* [Directives]
1 – Name every person the essay on higher education mentions by name.
2 – Carry the essay on higher education forward from its final sentence.

* [Given passage]
● ● ● ● ● ● ●

When politicians, from Barack Obama all the way down, talk about higher education, they talk almost exclusively about math and science. Indeed, technology creates the future. But it is not enough to create the future. We also need to organize it, as the social sciences enable us to do. We need to make sense of it, as the humanities enable us to do. A system of higher education that ignores the liberal arts, as Jonathan Cole points out in The Great American University (2009), is what they have in China, where they don’t want people to think about other ways to arrange society or other meanings than the authorized ones. A scientific education creates technologists. A liberal arts education creates citizens: people who can think broadly and critically about themselves and the world.
Yet of course it is precisely China—and Singapore, another great democracy—that the Obama administration holds up as the model to emulate in our new Sputnik moment. It’s funny; after the original Sputnik, we didn’t decide to become more like the Soviet Union. But we don’t possess that kind of confidence anymore.
There is a large, public debate right now about primary and secondary education. There is a smaller, less public debate about higher education. What I fail to understand is why they aren’t the same debate. We all know that students in elementary and high school learn best in small classrooms with the individualized attention of motivated teachers. It is the same in college. Education, it is said, is lighting a fire, not filling a bucket. The word comes from the Latin for “educe,” lead forth. Learning isn’t about downloading a certain quantity of information into your brain, as the proponents of online instruction seem to think. It is about the kind of interchange and incitement—the leading forth of new ideas and powers—that can happen only in a seminar. (“Seminar” being a fancy name for what every class already is from K–12.) It is labor-intensive; it is face-to-face; it is one-at-a-time.
The key finding of Richard Arum and Josipa Roksa’s Academically Adrift (2011), that a lot of kids aren’t learning much in college, comes as no surprise to me. The system is no longer set up to challenge them. If we’re going to make college an intellectually rigorous experience for the students who already go—still more, for all the ones we want to go if we’re going to reach the oft-repeated goal of universal postsecondary education, an objective that would double enrollments—we’re going to need a lot more teachers: well paid, institutionally supported, socially valued. As of 2003 there were about 400,000 tenure-track professors in the United States (as compared with about 6 million primary- and secondary-school teachers). Between reducing class sizes, reversing the shift to contingent labor and beefing up our college-completion rates, we’re going to need at least five times as many.

● ● ● ● ● ● ●

* [Raw data]
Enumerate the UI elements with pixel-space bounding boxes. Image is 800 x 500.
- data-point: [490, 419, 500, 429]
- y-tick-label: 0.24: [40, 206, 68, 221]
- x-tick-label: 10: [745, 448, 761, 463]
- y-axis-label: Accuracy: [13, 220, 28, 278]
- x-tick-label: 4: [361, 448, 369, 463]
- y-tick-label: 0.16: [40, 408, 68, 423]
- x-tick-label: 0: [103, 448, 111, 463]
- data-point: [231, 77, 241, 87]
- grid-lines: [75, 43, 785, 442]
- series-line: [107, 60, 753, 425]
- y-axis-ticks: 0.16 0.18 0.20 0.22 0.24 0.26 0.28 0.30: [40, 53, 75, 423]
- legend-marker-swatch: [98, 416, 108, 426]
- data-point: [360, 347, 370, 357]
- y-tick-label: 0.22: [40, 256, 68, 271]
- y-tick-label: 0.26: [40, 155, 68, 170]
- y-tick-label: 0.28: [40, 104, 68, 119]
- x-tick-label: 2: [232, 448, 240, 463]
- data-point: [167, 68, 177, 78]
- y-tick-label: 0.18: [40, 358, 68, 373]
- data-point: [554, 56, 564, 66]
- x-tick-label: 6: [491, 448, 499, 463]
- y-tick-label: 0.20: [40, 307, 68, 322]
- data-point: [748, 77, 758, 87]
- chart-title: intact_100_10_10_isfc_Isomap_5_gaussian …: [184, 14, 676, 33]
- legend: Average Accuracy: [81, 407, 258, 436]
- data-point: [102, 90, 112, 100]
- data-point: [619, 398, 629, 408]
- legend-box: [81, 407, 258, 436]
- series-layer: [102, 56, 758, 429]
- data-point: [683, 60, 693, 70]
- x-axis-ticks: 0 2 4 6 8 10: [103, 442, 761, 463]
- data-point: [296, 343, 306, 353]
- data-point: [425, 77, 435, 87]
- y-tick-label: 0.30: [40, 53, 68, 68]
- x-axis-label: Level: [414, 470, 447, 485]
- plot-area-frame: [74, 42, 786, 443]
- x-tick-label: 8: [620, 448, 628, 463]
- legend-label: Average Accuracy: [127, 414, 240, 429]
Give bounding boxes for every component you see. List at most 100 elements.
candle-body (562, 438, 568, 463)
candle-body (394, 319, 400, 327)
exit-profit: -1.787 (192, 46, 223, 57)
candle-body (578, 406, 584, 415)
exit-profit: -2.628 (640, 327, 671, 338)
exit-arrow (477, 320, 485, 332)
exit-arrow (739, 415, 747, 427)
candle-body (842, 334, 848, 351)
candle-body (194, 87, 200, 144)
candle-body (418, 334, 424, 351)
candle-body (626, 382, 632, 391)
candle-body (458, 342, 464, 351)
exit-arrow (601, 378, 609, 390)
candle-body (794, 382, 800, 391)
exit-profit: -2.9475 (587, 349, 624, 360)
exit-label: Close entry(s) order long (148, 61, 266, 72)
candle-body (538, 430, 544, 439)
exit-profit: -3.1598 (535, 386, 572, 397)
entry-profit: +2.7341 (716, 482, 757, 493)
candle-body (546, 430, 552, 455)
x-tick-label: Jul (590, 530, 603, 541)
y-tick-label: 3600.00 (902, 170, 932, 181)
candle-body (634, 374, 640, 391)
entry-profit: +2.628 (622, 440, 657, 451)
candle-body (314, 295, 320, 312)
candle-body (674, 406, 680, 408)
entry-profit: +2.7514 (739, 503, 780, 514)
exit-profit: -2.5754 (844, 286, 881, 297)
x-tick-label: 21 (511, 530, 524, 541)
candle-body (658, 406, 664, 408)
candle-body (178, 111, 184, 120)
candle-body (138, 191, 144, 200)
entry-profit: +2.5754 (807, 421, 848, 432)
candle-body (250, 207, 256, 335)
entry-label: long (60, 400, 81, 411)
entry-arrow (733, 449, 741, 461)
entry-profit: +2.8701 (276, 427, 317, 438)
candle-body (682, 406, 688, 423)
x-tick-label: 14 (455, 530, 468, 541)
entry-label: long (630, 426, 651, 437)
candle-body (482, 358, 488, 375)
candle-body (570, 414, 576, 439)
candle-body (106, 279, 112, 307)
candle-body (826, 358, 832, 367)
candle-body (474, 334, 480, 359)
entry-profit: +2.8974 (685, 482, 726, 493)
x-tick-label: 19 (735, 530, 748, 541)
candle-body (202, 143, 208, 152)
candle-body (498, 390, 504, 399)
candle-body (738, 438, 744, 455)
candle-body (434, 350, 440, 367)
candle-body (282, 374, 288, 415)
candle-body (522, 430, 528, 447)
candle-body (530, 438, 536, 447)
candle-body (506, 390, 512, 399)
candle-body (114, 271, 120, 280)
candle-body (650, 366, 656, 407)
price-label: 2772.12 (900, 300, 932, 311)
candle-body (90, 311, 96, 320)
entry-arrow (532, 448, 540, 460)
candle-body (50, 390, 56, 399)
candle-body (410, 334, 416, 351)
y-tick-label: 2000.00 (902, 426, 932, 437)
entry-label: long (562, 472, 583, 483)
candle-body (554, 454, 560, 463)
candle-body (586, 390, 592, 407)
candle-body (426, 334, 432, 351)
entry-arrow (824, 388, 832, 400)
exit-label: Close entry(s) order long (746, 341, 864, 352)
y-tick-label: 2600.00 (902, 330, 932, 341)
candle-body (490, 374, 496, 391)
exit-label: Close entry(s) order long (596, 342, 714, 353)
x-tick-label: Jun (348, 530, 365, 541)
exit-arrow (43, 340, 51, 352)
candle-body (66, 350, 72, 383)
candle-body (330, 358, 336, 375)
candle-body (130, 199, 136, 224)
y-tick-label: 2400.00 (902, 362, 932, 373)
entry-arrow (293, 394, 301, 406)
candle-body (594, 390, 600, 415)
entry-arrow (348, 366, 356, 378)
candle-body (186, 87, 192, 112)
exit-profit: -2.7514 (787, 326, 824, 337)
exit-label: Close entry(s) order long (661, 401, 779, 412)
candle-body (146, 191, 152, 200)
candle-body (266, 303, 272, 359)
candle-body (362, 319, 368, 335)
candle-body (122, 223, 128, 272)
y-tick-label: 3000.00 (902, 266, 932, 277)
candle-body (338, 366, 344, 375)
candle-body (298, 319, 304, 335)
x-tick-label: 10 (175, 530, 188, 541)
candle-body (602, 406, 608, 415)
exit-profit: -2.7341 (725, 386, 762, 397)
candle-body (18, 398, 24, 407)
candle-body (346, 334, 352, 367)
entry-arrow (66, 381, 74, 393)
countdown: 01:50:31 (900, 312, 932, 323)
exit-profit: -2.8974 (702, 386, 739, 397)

● ● ● ● ● ● ●

* [Replies]
1 – Barack Obama, Jonathan Cole, Richard Arum, Josipa Roksa

2 –
So where’s the money supposed to come from? It’s the same question we ask about the federal budget, and the answer is the same. We’re still a very wealthy country. There’s plenty of money, if we spend it on the right things. Just as we need to wrestle with the $700 billion gorilla of defense, so do universities need to take on administrative edema and extracurricular spending. We can start with presidential salaries. Universities, like corporations, claim they need to pay the going rate for top talent. The argument is not only dubious—whom exactly are they competing with for the services of these managerial titans, aside from one another?—it is beside the point. Academia is not supposed to be a place to get rich. If your ego can’t survive on less than $200,000 a year (on top of the prestige of a university presidency), you need to find another line of work. Once, there were academic leaders who put themselves forward as champions of social progress: people like Woodrow Wilson at Princeton in the 1900s; James Conant at Harvard in the 1940s; and Kingman Brewster at Yale, Clark Kerr at the University of California and Theodore Hesburgh at Notre Dame in the 1960s. What a statement it would make if the Ivy League presidents got together and announced that they were going to take an immediate 75 percent pay cut. What a way to restore academia’s moral prestige and demonstrate some leadership again.
But leadership will have to come from somewhere else, as well. Just as in society as a whole, the academic upper middle class needs to rethink its alliances. Its dignity will not survive forever if it doesn’t fight for that of everyone below it in the academic hierarchy. (“First they came for the graduate students, and I didn’t speak out because I wasn’t a graduate student…”) For all its pretensions to public importance (every professor secretly thinks he’s a public intellectual), the professoriate is awfully quiet, essentially nonexistent as a collective voice. If academia is going to once again become a decent place to work, if our best young minds are going to be attracted back to the profession, if higher education is going to be reclaimed as part of the American promise, if teaching and research are going to make the country strong again, then professors need to get off their backsides and organize: department by department, institution to institution, state by state and across the nation as a whole. Tenured professors enjoy the strongest speech protections in society. It’s time they started using them.